-- BEGIN RECORD LIST --
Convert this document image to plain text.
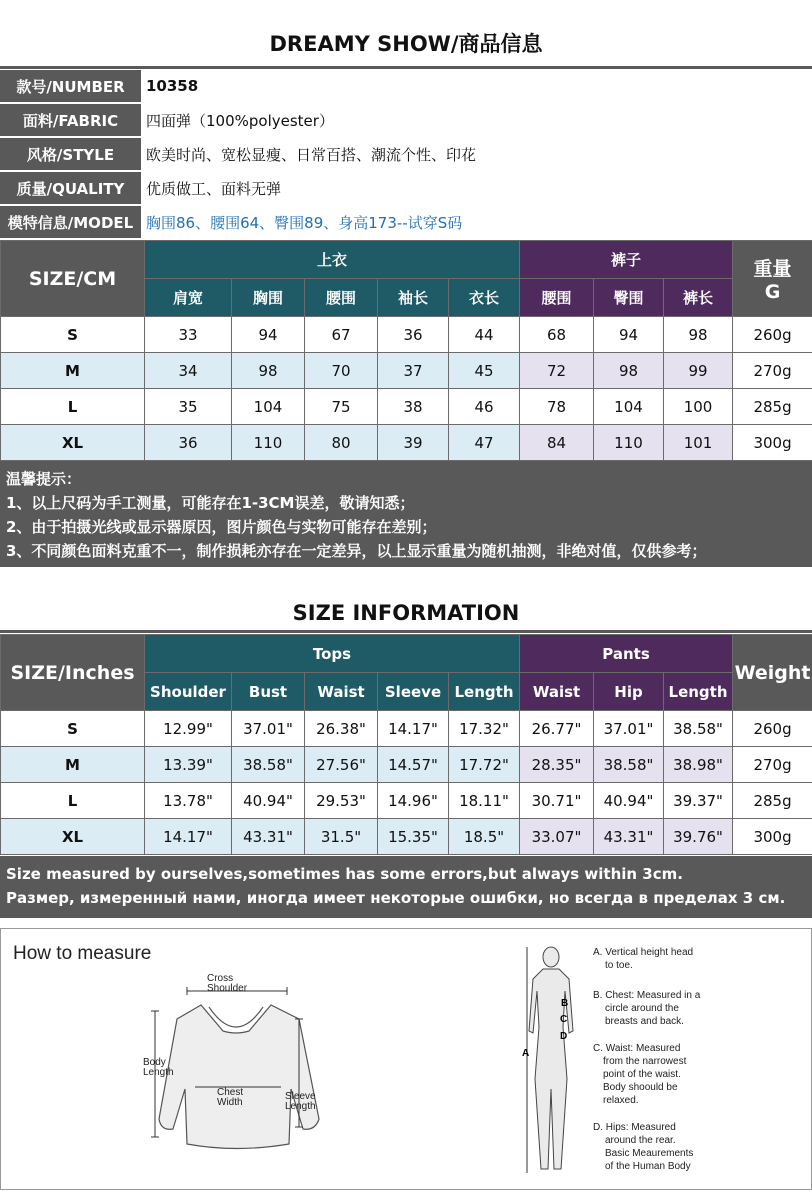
DREAMY SHOW/商品信息
款号/NUMBER	10358
面料/FABRIC	四面弹（100%polyester）
风格/STYLE	欧美时尚、宽松显瘦、日常百搭、潮流个性、印花
质量/QUALITY	优质做工、面料无弹
模特信息/MODEL 胸围86、腰围64、臀围89、身高173--试穿S码
SIZE/CM	上衣					裤子			重量
G

	肩宽	胸围	腰围	袖长	衣长	腰围	臀围	裤长	
S	33	94	67	36	44	68	94	98	260g
M	34	98	70	37	45	72	98	99	270g
L	35	104	75	38	46	78	104	100	285g
XL	36	110	80	39	47	84	110	101	300g
温馨提示：
1、以上尺码为手工测量，可能存在1-3CM误差，敬请知悉；
2、由于拍摄光线或显示器原因，图片颜色与实物可能存在差别；
3、不同颜色面料克重不一，制作损耗亦存在一定差异，以上显示重量为随机抽测，非绝对值，仅供参考；
SIZE INFORMATION
SIZE/Inches	Tops					Pants			Weight
	Shoulder	Bust	Waist	Sleeve	Length	Waist	Hip	Length	
S	12.99"	37.01"	26.38"	14.17"	17.32"	26.77"	37.01"	38.58"	260g
M	13.39"	38.58"	27.56"	14.57"	17.72"	28.35"	38.58"	38.98"	270g
L	13.78"	40.94"	29.53"	14.96"	18.11"	30.71"	40.94"	39.37"	285g
XL	14.17"	43.31"	31.5"	15.35"	18.5"	33.07"	43.31"	39.76"	300g
Size measured by ourselves,sometimes has some errors,but always within 3cm.
Размер, измеренный нами, иногда имеет некоторые ошибки, но всегда в пределах 3 см.
How to measure
Cross
Shoulder
Body
Length
Chest
Width
Sleeve
Length
A
B
C
D
A. Vertical height head
to toe.
B. Chest: Measured in a
circle around the
breasts and back.
C. Waist: Measured
from the narrowest
point of the waist.
Body shoould be
relaxed.
D. Hips: Measured
around the rear.
Basic Meaurements
of the Human Body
-- END RECORD LIST --
## INSTRUCTIONS FOR THE TASK
Quote the records above in full, dropping each picture.

## ANSWER FOR THE TASK
Convert this document image to plain text.
DREAMY SHOW/商品信息
款号/NUMBER	10358
面料/FABRIC	四面弹（100%polyester）
风格/STYLE	欧美时尚、宽松显瘦、日常百搭、潮流个性、印花
质量/QUALITY	优质做工、面料无弹
模特信息/MODEL 胸围86、腰围64、臀围89、身高173--试穿S码
SIZE/CM	上衣					裤子			重量
G

	肩宽	胸围	腰围	袖长	衣长	腰围	臀围	裤长	
S	33	94	67	36	44	68	94	98	260g
M	34	98	70	37	45	72	98	99	270g
L	35	104	75	38	46	78	104	100	285g
XL	36	110	80	39	47	84	110	101	300g
温馨提示：
1、以上尺码为手工测量，可能存在1-3CM误差，敬请知悉；
2、由于拍摄光线或显示器原因，图片颜色与实物可能存在差别；
3、不同颜色面料克重不一，制作损耗亦存在一定差异，以上显示重量为随机抽测，非绝对值，仅供参考；
SIZE INFORMATION
SIZE/Inches	Tops					Pants			Weight
	Shoulder	Bust	Waist	Sleeve	Length	Waist	Hip	Length	
S	12.99"	37.01"	26.38"	14.17"	17.32"	26.77"	37.01"	38.58"	260g
M	13.39"	38.58"	27.56"	14.57"	17.72"	28.35"	38.58"	38.98"	270g
L	13.78"	40.94"	29.53"	14.96"	18.11"	30.71"	40.94"	39.37"	285g
XL	14.17"	43.31"	31.5"	15.35"	18.5"	33.07"	43.31"	39.76"	300g
Size measured by ourselves,sometimes has some errors,but always within 3cm.
Размер, измеренный нами, иногда имеет некоторые ошибки, но всегда в пределах 3 см.
How to measure
Cross
Shoulder
Body
Length
Chest
Width
Sleeve
Length
A
B
C
D
A. Vertical height head
to toe.
B. Chest: Measured in a
circle around the
breasts and back.
C. Waist: Measured
from the narrowest
point of the waist.
Body shoould be
relaxed.
D. Hips: Measured
around the rear.
Basic Meaurements
of the Human Body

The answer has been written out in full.